**What you have to do**
Copy every record word for word.

Rows from a figure dataset:
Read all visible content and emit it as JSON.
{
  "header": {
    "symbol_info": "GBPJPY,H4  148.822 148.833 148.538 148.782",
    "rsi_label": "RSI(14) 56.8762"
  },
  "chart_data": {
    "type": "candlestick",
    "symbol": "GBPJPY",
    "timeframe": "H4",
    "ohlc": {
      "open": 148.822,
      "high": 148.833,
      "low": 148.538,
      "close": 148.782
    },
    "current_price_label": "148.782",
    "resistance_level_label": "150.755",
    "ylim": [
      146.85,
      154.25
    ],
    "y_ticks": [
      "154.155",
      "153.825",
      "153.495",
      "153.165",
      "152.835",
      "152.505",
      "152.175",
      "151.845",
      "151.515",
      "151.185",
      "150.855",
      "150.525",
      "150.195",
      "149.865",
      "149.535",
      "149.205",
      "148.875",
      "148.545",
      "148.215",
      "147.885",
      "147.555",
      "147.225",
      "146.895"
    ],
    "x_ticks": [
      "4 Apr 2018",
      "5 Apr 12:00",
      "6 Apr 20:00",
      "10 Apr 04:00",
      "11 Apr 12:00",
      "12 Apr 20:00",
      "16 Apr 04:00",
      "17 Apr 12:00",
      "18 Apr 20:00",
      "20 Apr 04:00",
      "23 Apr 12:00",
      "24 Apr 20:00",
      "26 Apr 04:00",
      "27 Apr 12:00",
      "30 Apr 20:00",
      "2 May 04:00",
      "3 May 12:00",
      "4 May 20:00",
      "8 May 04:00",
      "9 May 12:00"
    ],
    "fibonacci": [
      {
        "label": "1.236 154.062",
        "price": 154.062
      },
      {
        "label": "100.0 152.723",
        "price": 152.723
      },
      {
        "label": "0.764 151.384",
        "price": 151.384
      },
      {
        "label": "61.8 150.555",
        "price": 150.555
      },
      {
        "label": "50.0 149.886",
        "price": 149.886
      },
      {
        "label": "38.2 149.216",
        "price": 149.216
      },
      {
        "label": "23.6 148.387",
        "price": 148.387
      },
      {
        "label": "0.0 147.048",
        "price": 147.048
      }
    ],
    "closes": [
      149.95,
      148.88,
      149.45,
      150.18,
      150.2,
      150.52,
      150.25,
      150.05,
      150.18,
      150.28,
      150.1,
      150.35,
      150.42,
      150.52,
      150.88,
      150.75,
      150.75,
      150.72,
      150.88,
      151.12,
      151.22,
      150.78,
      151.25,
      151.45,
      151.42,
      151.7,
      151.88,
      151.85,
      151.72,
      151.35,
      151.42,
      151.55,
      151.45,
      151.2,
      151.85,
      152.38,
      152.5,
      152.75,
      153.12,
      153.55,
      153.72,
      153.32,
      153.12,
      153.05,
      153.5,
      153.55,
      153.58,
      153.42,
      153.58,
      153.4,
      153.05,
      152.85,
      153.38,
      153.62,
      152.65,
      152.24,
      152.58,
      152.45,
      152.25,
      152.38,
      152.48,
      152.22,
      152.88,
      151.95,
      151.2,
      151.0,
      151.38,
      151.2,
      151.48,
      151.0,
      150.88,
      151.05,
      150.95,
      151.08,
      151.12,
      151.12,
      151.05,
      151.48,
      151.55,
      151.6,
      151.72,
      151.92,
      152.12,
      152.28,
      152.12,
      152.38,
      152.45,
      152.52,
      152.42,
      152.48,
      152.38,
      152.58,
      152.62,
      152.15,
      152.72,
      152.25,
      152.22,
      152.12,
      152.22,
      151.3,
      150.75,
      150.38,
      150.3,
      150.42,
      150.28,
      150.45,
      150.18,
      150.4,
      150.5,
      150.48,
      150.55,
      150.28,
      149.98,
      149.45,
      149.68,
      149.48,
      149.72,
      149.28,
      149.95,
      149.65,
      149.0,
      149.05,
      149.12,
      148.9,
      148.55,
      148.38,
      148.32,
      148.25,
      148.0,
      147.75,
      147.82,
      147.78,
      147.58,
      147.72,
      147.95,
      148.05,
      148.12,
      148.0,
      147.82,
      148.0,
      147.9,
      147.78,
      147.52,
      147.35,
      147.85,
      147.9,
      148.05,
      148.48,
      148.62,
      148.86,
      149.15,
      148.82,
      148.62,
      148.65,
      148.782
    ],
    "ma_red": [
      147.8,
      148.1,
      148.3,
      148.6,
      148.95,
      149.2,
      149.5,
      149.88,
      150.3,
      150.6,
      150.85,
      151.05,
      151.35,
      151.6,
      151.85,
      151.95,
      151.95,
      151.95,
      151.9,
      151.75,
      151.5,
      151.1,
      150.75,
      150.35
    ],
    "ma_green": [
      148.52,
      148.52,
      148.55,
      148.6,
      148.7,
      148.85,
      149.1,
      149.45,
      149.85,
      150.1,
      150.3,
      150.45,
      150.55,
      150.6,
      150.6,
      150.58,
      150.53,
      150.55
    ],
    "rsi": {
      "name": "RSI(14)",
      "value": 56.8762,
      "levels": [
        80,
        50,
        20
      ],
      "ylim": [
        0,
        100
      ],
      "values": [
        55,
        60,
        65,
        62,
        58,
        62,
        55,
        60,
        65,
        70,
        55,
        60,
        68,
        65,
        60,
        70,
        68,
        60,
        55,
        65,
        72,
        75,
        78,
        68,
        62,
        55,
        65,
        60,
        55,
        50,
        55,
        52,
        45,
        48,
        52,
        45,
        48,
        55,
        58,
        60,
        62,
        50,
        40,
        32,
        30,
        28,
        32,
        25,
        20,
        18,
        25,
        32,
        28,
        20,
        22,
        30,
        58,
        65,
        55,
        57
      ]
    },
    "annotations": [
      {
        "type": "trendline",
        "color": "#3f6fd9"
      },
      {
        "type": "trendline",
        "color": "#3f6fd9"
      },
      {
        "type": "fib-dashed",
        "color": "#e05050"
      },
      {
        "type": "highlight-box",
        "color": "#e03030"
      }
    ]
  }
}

**Output of the exercise**
Read all visible content and emit it as JSON.
{
  "header": {
    "symbol_info": "GBPJPY,H4  148.822 148.833 148.538 148.782",
    "rsi_label": "RSI(14) 56.8762"
  },
  "chart_data": {
    "type": "candlestick",
    "symbol": "GBPJPY",
    "timeframe": "H4",
    "ohlc": {
      "open": 148.822,
      "high": 148.833,
      "low": 148.538,
      "close": 148.782
    },
    "current_price_label": "148.782",
    "resistance_level_label": "150.755",
    "ylim": [
      146.85,
      154.25
    ],
    "y_ticks": [
      "154.155",
      "153.825",
      "153.495",
      "153.165",
      "152.835",
      "152.505",
      "152.175",
      "151.845",
      "151.515",
      "151.185",
      "150.855",
      "150.525",
      "150.195",
      "149.865",
      "149.535",
      "149.205",
      "148.875",
      "148.545",
      "148.215",
      "147.885",
      "147.555",
      "147.225",
      "146.895"
    ],
    "x_ticks": [
      "4 Apr 2018",
      "5 Apr 12:00",
      "6 Apr 20:00",
      "10 Apr 04:00",
      "11 Apr 12:00",
      "12 Apr 20:00",
      "16 Apr 04:00",
      "17 Apr 12:00",
      "18 Apr 20:00",
      "20 Apr 04:00",
      "23 Apr 12:00",
      "24 Apr 20:00",
      "26 Apr 04:00",
      "27 Apr 12:00",
      "30 Apr 20:00",
      "2 May 04:00",
      "3 May 12:00",
      "4 May 20:00",
      "8 May 04:00",
      "9 May 12:00"
    ],
    "fibonacci": [
      {
        "label": "1.236 154.062",
        "price": 154.062
      },
      {
        "label": "100.0 152.723",
        "price": 152.723
      },
      {
        "label": "0.764 151.384",
        "price": 151.384
      },
      {
        "label": "61.8 150.555",
        "price": 150.555
      },
      {
        "label": "50.0 149.886",
        "price": 149.886
      },
      {
        "label": "38.2 149.216",
        "price": 149.216
      },
      {
        "label": "23.6 148.387",
        "price": 148.387
      },
      {
        "label": "0.0 147.048",
        "price": 147.048
      }
    ],
    "closes": [
      149.95,
      148.88,
      149.45,
      150.18,
      150.2,
      150.52,
      150.25,
      150.05,
      150.18,
      150.28,
      150.1,
      150.35,
      150.42,
      150.52,
      150.88,
      150.75,
      150.75,
      150.72,
      150.88,
      151.12,
      151.22,
      150.78,
      151.25,
      151.45,
      151.42,
      151.7,
      151.88,
      151.85,
      151.72,
      151.35,
      151.42,
      151.55,
      151.45,
      151.2,
      151.85,
      152.38,
      152.5,
      152.75,
      153.12,
      153.55,
      153.72,
      153.32,
      153.12,
      153.05,
      153.5,
      153.55,
      153.58,
      153.42,
      153.58,
      153.4,
      153.05,
      152.85,
      153.38,
      153.62,
      152.65,
      152.24,
      152.58,
      152.45,
      152.25,
      152.38,
      152.48,
      152.22,
      152.88,
      151.95,
      151.2,
      151.0,
      151.38,
      151.2,
      151.48,
      151.0,
      150.88,
      151.05,
      150.95,
      151.08,
      151.12,
      151.12,
      151.05,
      151.48,
      151.55,
      151.6,
      151.72,
      151.92,
      152.12,
      152.28,
      152.12,
      152.38,
      152.45,
      152.52,
      152.42,
      152.48,
      152.38,
      152.58,
      152.62,
      152.15,
      152.72,
      152.25,
      152.22,
      152.12,
      152.22,
      151.3,
      150.75,
      150.38,
      150.3,
      150.42,
      150.28,
      150.45,
      150.18,
      150.4,
      150.5,
      150.48,
      150.55,
      150.28,
      149.98,
      149.45,
      149.68,
      149.48,
      149.72,
      149.28,
      149.95,
      149.65,
      149.0,
      149.05,
      149.12,
      148.9,
      148.55,
      148.38,
      148.32,
      148.25,
      148.0,
      147.75,
      147.82,
      147.78,
      147.58,
      147.72,
      147.95,
      148.05,
      148.12,
      148.0,
      147.82,
      148.0,
      147.9,
      147.78,
      147.52,
      147.35,
      147.85,
      147.9,
      148.05,
      148.48,
      148.62,
      148.86,
      149.15,
      148.82,
      148.62,
      148.65,
      148.782
    ],
    "ma_red": [
      147.8,
      148.1,
      148.3,
      148.6,
      148.95,
      149.2,
      149.5,
      149.88,
      150.3,
      150.6,
      150.85,
      151.05,
      151.35,
      151.6,
      151.85,
      151.95,
      151.95,
      151.95,
      151.9,
      151.75,
      151.5,
      151.1,
      150.75,
      150.35
    ],
    "ma_green": [
      148.52,
      148.52,
      148.55,
      148.6,
      148.7,
      148.85,
      149.1,
      149.45,
      149.85,
      150.1,
      150.3,
      150.45,
      150.55,
      150.6,
      150.6,
      150.58,
      150.53,
      150.55
    ],
    "rsi": {
      "name": "RSI(14)",
      "value": 56.8762,
      "levels": [
        80,
        50,
        20
      ],
      "ylim": [
        0,
        100
      ],
      "values": [
        55,
        60,
        65,
        62,
        58,
        62,
        55,
        60,
        65,
        70,
        55,
        60,
        68,
        65,
        60,
        70,
        68,
        60,
        55,
        65,
        72,
        75,
        78,
        68,
        62,
        55,
        65,
        60,
        55,
        50,
        55,
        52,
        45,
        48,
        52,
        45,
        48,
        55,
        58,
        60,
        62,
        50,
        40,
        32,
        30,
        28,
        32,
        25,
        20,
        18,
        25,
        32,
        28,
        20,
        22,
        30,
        58,
        65,
        55,
        57
      ]
    },
    "annotations": [
      {
        "type": "trendline",
        "color": "#3f6fd9"
      },
      {
        "type": "trendline",
        "color": "#3f6fd9"
      },
      {
        "type": "fib-dashed",
        "color": "#e05050"
      },
      {
        "type": "highlight-box",
        "color": "#e03030"
      }
    ]
  }
}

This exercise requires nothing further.